◆ EXERCISE BRIEF ◆
Return each line of the listing that contains the string "annotation".
[Begin INFORMATION PROVIDED]
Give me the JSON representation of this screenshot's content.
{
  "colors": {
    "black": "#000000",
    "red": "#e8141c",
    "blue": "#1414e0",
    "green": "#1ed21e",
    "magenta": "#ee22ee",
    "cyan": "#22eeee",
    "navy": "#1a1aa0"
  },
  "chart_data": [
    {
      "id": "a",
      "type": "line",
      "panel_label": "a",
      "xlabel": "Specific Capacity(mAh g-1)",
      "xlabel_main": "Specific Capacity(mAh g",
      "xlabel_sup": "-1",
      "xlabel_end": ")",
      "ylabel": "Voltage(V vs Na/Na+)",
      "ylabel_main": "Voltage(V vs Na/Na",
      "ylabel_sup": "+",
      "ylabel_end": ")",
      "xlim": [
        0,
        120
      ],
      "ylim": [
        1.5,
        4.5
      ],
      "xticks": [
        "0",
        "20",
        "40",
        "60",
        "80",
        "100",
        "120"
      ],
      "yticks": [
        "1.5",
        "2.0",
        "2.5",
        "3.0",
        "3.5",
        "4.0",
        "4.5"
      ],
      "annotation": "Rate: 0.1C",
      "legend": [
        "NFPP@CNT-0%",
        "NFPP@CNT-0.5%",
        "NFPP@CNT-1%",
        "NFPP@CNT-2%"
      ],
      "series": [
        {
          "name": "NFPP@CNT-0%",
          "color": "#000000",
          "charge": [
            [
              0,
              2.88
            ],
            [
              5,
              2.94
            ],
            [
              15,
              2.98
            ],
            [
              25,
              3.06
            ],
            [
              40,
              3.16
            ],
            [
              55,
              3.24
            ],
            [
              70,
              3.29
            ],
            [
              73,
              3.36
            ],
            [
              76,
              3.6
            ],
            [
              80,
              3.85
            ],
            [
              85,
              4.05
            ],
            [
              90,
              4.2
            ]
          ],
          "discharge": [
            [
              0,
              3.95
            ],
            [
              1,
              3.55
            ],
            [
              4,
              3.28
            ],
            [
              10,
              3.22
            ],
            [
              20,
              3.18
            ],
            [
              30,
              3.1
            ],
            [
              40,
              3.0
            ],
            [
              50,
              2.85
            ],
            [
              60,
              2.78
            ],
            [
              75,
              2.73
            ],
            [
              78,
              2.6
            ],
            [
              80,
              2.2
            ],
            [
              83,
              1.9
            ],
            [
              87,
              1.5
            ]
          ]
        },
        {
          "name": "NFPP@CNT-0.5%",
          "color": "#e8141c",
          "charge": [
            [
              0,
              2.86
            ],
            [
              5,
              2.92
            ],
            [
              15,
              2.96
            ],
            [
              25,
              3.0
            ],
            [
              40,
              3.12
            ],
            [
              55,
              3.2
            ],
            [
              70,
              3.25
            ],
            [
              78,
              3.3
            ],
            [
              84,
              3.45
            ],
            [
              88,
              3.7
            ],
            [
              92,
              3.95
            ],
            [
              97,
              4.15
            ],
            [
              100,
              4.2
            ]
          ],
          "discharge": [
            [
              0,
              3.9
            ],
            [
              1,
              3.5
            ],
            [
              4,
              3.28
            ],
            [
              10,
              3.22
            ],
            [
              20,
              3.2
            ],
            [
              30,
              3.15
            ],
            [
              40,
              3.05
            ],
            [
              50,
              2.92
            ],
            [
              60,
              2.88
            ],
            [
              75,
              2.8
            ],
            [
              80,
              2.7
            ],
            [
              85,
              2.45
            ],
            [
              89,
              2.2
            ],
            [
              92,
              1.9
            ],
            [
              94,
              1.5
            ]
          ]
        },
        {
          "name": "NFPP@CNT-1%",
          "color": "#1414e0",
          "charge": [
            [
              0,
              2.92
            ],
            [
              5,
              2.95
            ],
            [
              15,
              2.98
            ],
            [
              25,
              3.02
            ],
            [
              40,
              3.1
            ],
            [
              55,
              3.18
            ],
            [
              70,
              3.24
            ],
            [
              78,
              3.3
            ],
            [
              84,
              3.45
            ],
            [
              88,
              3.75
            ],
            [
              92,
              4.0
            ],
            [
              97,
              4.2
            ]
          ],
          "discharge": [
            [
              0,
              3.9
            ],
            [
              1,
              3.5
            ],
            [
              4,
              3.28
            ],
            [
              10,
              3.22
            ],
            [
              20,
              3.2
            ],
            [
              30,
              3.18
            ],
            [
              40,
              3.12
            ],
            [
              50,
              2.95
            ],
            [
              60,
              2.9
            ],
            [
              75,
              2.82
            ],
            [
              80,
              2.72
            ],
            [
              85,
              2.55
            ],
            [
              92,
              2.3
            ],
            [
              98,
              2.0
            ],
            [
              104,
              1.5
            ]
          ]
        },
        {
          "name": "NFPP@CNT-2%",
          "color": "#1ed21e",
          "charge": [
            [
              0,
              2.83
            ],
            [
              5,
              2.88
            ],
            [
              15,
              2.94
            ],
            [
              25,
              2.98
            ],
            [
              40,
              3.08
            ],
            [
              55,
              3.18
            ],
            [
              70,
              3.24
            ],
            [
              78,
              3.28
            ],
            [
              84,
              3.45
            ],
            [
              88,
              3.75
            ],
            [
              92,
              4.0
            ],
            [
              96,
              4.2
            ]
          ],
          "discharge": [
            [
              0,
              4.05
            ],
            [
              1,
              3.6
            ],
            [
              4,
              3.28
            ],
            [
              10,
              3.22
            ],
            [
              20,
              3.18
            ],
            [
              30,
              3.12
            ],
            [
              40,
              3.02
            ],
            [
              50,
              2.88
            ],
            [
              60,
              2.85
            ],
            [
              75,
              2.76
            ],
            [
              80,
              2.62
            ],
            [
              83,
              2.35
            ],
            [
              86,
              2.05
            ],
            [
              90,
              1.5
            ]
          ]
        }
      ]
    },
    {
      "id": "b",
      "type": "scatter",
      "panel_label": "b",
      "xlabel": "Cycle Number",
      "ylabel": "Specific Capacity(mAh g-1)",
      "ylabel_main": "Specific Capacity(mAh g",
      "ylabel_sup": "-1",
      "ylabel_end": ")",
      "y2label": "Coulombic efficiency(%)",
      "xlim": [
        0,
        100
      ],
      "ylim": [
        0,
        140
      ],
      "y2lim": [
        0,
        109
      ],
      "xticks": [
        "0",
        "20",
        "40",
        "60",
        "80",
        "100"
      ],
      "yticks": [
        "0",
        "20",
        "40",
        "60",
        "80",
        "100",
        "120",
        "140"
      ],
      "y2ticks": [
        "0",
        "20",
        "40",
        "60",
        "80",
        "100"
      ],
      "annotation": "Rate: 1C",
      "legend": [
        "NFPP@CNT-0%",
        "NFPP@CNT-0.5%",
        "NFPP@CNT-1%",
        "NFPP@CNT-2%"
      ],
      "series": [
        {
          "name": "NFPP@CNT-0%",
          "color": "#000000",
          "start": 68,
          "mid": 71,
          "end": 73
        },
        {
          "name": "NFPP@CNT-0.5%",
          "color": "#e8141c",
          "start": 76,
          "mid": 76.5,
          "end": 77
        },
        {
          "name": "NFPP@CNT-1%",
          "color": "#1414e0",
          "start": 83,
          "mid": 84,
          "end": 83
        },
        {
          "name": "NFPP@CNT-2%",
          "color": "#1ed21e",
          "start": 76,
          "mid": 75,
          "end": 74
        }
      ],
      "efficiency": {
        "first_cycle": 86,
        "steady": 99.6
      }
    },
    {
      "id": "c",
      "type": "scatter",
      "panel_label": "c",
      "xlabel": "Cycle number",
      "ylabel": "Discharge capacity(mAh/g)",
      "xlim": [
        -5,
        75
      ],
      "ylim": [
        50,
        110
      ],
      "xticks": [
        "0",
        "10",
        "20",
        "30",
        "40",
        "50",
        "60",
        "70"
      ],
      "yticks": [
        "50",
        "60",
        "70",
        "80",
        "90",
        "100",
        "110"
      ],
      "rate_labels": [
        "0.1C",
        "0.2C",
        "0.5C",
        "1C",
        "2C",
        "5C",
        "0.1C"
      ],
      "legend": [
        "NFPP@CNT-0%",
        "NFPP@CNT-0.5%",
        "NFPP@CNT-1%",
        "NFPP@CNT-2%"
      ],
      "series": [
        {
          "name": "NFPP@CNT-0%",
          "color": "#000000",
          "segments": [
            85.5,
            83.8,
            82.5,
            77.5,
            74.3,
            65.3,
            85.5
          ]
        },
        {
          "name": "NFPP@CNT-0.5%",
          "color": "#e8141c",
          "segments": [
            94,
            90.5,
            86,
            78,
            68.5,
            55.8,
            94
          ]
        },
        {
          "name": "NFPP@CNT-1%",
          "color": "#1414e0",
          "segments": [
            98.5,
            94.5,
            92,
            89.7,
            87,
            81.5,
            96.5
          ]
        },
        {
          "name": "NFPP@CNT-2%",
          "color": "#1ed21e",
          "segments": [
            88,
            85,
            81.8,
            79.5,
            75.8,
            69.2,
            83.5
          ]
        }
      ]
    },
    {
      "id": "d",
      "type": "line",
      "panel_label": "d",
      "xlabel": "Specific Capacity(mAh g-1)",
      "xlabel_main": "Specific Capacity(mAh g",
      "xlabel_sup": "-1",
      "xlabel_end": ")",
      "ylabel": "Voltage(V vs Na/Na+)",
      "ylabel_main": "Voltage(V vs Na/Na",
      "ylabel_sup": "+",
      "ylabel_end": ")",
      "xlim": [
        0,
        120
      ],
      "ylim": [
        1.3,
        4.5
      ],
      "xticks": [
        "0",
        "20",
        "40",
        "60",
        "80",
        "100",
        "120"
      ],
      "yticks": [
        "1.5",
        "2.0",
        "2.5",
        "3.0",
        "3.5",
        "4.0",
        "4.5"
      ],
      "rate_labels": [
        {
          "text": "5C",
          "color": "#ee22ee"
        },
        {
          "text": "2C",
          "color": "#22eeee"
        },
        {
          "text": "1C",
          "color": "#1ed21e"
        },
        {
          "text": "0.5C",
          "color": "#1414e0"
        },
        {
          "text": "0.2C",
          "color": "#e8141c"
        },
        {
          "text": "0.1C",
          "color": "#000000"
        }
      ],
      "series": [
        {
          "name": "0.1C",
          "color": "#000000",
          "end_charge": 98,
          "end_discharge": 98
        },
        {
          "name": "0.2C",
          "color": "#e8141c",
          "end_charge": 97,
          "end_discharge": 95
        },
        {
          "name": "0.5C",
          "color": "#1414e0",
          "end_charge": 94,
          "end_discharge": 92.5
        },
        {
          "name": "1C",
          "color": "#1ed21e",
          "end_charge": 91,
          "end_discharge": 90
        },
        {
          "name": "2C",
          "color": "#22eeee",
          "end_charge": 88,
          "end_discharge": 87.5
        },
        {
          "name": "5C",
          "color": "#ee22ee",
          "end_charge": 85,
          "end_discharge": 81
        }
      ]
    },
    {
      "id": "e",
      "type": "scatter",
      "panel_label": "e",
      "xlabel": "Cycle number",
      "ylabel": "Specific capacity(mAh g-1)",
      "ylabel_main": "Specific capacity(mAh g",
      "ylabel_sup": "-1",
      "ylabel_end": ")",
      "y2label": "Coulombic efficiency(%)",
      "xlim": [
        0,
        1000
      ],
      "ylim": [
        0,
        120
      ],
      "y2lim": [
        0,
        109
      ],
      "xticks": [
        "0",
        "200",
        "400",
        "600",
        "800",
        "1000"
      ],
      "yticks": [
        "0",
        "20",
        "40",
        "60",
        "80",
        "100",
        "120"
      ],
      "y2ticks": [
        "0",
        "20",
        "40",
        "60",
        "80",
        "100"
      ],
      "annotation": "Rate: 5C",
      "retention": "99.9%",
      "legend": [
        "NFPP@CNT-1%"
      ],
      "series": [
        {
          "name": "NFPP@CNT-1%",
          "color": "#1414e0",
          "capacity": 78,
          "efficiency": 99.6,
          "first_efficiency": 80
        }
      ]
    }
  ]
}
[End INFORMATION PROVIDED]
◆ EXPECTED OUTPUT ◆
      "annotation": "Rate: 0.1C",
      "annotation": "Rate: 1C",
      "annotation": "Rate: 5C",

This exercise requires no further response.